Determine how many lines carry the word "title". Output that number only.

## start TASK INPUT

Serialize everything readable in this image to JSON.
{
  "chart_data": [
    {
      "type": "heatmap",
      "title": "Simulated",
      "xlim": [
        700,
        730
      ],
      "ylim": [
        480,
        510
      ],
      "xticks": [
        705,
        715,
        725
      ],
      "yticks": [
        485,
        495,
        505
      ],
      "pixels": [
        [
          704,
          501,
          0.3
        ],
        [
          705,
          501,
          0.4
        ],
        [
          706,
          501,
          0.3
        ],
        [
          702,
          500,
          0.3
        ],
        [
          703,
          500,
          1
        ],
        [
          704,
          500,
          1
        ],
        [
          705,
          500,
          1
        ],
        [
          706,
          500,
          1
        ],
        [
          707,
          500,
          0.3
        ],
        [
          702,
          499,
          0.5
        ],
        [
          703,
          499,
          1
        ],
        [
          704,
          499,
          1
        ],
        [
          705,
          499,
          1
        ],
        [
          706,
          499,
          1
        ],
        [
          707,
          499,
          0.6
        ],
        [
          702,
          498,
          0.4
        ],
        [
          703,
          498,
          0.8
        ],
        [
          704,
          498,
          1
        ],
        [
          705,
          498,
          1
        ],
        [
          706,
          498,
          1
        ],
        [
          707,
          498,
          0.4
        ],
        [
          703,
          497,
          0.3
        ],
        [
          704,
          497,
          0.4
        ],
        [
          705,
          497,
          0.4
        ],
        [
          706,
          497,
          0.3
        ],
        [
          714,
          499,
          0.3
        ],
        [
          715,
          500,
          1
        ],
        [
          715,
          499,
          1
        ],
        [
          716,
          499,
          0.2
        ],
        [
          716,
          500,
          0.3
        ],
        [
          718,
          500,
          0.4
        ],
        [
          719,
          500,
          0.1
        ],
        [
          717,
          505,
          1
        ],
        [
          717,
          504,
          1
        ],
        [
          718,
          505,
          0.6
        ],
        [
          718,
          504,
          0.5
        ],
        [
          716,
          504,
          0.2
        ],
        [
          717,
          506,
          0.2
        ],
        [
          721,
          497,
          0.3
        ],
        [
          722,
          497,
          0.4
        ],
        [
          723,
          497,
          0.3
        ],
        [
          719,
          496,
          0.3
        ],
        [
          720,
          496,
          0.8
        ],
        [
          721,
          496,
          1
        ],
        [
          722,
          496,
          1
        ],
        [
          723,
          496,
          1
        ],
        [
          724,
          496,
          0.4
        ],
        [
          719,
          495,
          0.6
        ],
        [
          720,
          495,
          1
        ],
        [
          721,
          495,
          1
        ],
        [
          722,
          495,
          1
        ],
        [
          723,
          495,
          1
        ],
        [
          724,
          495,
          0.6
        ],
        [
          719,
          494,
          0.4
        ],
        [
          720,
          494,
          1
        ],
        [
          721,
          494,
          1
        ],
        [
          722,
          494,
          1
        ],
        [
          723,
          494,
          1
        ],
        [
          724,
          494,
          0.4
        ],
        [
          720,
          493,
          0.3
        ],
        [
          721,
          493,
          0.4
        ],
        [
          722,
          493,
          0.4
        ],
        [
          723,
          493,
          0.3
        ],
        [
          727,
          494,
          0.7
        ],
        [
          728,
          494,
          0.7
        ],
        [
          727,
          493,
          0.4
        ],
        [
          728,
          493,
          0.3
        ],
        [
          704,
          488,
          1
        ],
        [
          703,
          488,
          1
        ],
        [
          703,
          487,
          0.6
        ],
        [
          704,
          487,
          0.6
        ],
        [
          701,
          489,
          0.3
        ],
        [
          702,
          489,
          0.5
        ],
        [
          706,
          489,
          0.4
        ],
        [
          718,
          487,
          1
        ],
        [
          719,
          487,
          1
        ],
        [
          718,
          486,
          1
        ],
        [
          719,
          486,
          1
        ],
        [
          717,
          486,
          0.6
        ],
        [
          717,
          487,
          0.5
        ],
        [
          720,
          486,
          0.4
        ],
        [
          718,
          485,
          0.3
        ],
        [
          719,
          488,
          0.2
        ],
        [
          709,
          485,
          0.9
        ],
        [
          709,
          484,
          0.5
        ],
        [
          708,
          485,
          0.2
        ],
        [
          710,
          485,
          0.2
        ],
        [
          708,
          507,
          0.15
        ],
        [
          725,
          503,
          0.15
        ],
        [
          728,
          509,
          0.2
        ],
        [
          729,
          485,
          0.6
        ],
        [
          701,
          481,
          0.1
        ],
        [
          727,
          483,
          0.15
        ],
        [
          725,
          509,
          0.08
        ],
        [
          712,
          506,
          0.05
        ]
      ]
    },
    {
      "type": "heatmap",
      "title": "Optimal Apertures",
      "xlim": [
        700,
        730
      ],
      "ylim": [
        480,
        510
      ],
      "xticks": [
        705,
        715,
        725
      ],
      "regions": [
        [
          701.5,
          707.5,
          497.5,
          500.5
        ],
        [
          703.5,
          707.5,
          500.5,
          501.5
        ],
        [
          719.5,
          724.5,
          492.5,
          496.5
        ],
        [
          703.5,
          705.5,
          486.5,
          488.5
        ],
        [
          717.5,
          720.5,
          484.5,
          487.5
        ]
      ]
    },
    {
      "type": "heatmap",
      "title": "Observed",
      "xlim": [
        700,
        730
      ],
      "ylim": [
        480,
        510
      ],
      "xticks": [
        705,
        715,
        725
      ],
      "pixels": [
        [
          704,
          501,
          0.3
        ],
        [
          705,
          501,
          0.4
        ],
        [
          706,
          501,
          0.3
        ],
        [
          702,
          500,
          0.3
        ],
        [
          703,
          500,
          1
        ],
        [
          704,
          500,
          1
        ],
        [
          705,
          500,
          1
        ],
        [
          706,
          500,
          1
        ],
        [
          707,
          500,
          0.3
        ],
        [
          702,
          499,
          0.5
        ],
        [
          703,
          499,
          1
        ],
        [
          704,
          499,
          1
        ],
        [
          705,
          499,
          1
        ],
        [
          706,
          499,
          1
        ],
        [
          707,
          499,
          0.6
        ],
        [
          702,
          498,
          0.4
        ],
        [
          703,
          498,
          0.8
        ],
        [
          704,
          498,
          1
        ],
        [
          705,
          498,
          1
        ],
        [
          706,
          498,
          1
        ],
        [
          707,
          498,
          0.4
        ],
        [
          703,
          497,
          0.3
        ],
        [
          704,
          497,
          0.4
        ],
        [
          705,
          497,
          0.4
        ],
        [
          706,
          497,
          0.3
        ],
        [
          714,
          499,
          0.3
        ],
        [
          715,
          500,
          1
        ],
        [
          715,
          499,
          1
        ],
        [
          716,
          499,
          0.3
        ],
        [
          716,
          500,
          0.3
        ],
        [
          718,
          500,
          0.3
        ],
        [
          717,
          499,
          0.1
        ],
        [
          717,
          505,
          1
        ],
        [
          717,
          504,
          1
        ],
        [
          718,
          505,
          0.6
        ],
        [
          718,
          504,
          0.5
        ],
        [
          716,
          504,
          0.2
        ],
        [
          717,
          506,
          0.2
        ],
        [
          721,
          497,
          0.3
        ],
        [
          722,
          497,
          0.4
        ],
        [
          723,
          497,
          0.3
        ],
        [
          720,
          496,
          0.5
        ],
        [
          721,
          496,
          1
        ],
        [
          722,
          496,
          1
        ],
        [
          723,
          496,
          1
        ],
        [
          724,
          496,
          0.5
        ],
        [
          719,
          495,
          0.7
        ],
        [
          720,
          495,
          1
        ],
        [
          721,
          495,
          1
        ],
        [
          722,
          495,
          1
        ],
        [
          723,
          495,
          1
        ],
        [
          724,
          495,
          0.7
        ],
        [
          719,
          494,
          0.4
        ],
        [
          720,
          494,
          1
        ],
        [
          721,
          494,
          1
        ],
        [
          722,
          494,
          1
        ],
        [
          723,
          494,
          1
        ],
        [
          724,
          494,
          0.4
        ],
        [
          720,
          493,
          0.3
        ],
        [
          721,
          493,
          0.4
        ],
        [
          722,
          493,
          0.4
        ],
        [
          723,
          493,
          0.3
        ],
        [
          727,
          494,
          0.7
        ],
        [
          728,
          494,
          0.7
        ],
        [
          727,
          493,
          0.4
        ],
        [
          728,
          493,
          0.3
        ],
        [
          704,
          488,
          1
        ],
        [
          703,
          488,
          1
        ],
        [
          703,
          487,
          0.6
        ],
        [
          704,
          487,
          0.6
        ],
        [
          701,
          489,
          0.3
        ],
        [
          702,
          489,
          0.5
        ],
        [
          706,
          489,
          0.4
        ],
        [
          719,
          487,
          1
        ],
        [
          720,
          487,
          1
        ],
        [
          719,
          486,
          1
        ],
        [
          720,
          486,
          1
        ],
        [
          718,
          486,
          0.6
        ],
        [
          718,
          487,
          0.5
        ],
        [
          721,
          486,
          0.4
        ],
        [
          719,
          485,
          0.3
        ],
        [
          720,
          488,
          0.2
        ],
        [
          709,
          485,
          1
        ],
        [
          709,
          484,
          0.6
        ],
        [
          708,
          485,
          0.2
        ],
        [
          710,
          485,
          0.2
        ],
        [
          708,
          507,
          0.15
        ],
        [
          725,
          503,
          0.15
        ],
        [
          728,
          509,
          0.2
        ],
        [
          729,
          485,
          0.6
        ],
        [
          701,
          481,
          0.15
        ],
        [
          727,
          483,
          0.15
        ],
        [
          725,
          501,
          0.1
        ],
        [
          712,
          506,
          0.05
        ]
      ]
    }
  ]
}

## end TASK INPUT

=== RESULT OF THIS TASK ===
3